--- BEGIN Exercise data ---

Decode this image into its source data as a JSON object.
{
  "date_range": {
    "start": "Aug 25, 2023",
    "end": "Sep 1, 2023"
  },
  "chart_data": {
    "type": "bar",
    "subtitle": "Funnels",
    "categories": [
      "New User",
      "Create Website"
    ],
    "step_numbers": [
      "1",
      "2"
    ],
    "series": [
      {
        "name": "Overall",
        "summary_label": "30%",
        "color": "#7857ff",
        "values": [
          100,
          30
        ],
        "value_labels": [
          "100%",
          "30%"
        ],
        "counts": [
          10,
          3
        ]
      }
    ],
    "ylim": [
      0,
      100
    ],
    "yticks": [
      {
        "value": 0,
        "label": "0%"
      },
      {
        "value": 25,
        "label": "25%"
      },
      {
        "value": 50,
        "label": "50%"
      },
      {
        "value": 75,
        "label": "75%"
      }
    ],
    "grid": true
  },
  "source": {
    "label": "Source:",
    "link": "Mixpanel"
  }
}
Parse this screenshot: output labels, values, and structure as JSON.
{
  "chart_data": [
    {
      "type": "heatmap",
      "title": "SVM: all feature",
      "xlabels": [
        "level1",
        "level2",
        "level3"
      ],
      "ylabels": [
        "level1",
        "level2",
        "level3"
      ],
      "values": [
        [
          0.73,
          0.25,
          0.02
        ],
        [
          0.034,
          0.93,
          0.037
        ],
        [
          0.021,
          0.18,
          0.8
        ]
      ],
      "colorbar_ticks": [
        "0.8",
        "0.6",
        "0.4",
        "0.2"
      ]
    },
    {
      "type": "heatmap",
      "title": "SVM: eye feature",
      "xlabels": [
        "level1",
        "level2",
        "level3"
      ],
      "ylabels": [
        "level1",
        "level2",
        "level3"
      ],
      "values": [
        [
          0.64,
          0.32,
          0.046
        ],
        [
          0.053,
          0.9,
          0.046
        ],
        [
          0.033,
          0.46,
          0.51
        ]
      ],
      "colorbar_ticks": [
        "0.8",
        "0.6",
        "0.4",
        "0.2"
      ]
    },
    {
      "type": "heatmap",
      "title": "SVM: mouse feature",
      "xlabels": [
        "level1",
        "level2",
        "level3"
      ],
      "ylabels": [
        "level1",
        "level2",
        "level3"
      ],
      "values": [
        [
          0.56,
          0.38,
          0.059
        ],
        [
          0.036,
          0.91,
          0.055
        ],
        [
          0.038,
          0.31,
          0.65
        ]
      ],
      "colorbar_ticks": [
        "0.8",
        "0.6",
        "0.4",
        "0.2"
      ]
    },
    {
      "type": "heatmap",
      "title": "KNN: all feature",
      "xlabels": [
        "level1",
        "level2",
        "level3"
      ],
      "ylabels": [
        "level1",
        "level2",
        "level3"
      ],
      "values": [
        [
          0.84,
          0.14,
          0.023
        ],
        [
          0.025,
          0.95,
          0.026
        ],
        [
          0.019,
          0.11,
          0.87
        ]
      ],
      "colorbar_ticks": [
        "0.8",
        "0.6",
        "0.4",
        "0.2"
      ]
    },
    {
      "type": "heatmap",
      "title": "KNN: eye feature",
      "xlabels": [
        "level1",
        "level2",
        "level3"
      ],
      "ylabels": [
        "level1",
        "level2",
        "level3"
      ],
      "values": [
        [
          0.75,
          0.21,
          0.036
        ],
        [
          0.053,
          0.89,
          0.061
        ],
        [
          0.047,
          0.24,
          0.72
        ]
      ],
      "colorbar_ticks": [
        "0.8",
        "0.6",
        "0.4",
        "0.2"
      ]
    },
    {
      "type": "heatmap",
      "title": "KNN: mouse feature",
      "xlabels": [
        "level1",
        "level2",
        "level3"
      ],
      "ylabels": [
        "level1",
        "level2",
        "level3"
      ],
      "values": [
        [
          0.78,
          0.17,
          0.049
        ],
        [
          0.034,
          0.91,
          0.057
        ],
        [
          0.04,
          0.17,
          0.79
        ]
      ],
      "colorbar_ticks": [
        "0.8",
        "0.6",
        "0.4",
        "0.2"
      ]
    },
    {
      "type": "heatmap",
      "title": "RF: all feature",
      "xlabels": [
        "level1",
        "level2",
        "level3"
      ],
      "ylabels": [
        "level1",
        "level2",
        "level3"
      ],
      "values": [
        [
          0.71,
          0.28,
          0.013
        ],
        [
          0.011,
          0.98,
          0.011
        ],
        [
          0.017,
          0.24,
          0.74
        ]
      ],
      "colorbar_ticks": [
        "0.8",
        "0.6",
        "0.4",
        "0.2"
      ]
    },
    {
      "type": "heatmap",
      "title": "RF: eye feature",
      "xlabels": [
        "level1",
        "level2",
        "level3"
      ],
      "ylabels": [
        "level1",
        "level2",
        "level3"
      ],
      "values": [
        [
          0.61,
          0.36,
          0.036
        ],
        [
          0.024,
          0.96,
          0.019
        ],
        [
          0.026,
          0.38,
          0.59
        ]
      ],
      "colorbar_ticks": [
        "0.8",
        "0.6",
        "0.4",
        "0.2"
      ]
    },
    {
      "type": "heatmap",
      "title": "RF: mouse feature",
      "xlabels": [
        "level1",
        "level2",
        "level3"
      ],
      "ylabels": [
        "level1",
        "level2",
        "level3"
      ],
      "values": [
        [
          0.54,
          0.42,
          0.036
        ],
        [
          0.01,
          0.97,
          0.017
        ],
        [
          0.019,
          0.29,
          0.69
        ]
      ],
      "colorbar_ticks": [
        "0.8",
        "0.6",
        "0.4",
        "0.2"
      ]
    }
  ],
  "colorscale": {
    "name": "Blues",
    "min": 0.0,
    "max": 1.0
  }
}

--- END Exercise data ---

Please reproduce each record precisely as written.

Result
Decode this image into its source data as a JSON object.
{
  "date_range": {
    "start": "Aug 25, 2023",
    "end": "Sep 1, 2023"
  },
  "chart_data": {
    "type": "bar",
    "subtitle": "Funnels",
    "categories": [
      "New User",
      "Create Website"
    ],
    "step_numbers": [
      "1",
      "2"
    ],
    "series": [
      {
        "name": "Overall",
        "summary_label": "30%",
        "color": "#7857ff",
        "values": [
          100,
          30
        ],
        "value_labels": [
          "100%",
          "30%"
        ],
        "counts": [
          10,
          3
        ]
      }
    ],
    "ylim": [
      0,
      100
    ],
    "yticks": [
      {
        "value": 0,
        "label": "0%"
      },
      {
        "value": 25,
        "label": "25%"
      },
      {
        "value": 50,
        "label": "50%"
      },
      {
        "value": 75,
        "label": "75%"
      }
    ],
    "grid": true
  },
  "source": {
    "label": "Source:",
    "link": "Mixpanel"
  }
}
Parse this screenshot: output labels, values, and structure as JSON.
{
  "chart_data": [
    {
      "type": "heatmap",
      "title": "SVM: all feature",
      "xlabels": [
        "level1",
        "level2",
        "level3"
      ],
      "ylabels": [
        "level1",
        "level2",
        "level3"
      ],
      "values": [
        [
          0.73,
          0.25,
          0.02
        ],
        [
          0.034,
          0.93,
          0.037
        ],
        [
          0.021,
          0.18,
          0.8
        ]
      ],
      "colorbar_ticks": [
        "0.8",
        "0.6",
        "0.4",
        "0.2"
      ]
    },
    {
      "type": "heatmap",
      "title": "SVM: eye feature",
      "xlabels": [
        "level1",
        "level2",
        "level3"
      ],
      "ylabels": [
        "level1",
        "level2",
        "level3"
      ],
      "values": [
        [
          0.64,
          0.32,
          0.046
        ],
        [
          0.053,
          0.9,
          0.046
        ],
        [
          0.033,
          0.46,
          0.51
        ]
      ],
      "colorbar_ticks": [
        "0.8",
        "0.6",
        "0.4",
        "0.2"
      ]
    },
    {
      "type": "heatmap",
      "title": "SVM: mouse feature",
      "xlabels": [
        "level1",
        "level2",
        "level3"
      ],
      "ylabels": [
        "level1",
        "level2",
        "level3"
      ],
      "values": [
        [
          0.56,
          0.38,
          0.059
        ],
        [
          0.036,
          0.91,
          0.055
        ],
        [
          0.038,
          0.31,
          0.65
        ]
      ],
      "colorbar_ticks": [
        "0.8",
        "0.6",
        "0.4",
        "0.2"
      ]
    },
    {
      "type": "heatmap",
      "title": "KNN: all feature",
      "xlabels": [
        "level1",
        "level2",
        "level3"
      ],
      "ylabels": [
        "level1",
        "level2",
        "level3"
      ],
      "values": [
        [
          0.84,
          0.14,
          0.023
        ],
        [
          0.025,
          0.95,
          0.026
        ],
        [
          0.019,
          0.11,
          0.87
        ]
      ],
      "colorbar_ticks": [
        "0.8",
        "0.6",
        "0.4",
        "0.2"
      ]
    },
    {
      "type": "heatmap",
      "title": "KNN: eye feature",
      "xlabels": [
        "level1",
        "level2",
        "level3"
      ],
      "ylabels": [
        "level1",
        "level2",
        "level3"
      ],
      "values": [
        [
          0.75,
          0.21,
          0.036
        ],
        [
          0.053,
          0.89,
          0.061
        ],
        [
          0.047,
          0.24,
          0.72
        ]
      ],
      "colorbar_ticks": [
        "0.8",
        "0.6",
        "0.4",
        "0.2"
      ]
    },
    {
      "type": "heatmap",
      "title": "KNN: mouse feature",
      "xlabels": [
        "level1",
        "level2",
        "level3"
      ],
      "ylabels": [
        "level1",
        "level2",
        "level3"
      ],
      "values": [
        [
          0.78,
          0.17,
          0.049
        ],
        [
          0.034,
          0.91,
          0.057
        ],
        [
          0.04,
          0.17,
          0.79
        ]
      ],
      "colorbar_ticks": [
        "0.8",
        "0.6",
        "0.4",
        "0.2"
      ]
    },
    {
      "type": "heatmap",
      "title": "RF: all feature",
      "xlabels": [
        "level1",
        "level2",
        "level3"
      ],
      "ylabels": [
        "level1",
        "level2",
        "level3"
      ],
      "values": [
        [
          0.71,
          0.28,
          0.013
        ],
        [
          0.011,
          0.98,
          0.011
        ],
        [
          0.017,
          0.24,
          0.74
        ]
      ],
      "colorbar_ticks": [
        "0.8",
        "0.6",
        "0.4",
        "0.2"
      ]
    },
    {
      "type": "heatmap",
      "title": "RF: eye feature",
      "xlabels": [
        "level1",
        "level2",
        "level3"
      ],
      "ylabels": [
        "level1",
        "level2",
        "level3"
      ],
      "values": [
        [
          0.61,
          0.36,
          0.036
        ],
        [
          0.024,
          0.96,
          0.019
        ],
        [
          0.026,
          0.38,
          0.59
        ]
      ],
      "colorbar_ticks": [
        "0.8",
        "0.6",
        "0.4",
        "0.2"
      ]
    },
    {
      "type": "heatmap",
      "title": "RF: mouse feature",
      "xlabels": [
        "level1",
        "level2",
        "level3"
      ],
      "ylabels": [
        "level1",
        "level2",
        "level3"
      ],
      "values": [
        [
          0.54,
          0.42,
          0.036
        ],
        [
          0.01,
          0.97,
          0.017
        ],
        [
          0.019,
          0.29,
          0.69
        ]
      ],
      "colorbar_ticks": [
        "0.8",
        "0.6",
        "0.4",
        "0.2"
      ]
    }
  ],
  "colorscale": {
    "name": "Blues",
    "min": 0.0,
    "max": 1.0
  }
}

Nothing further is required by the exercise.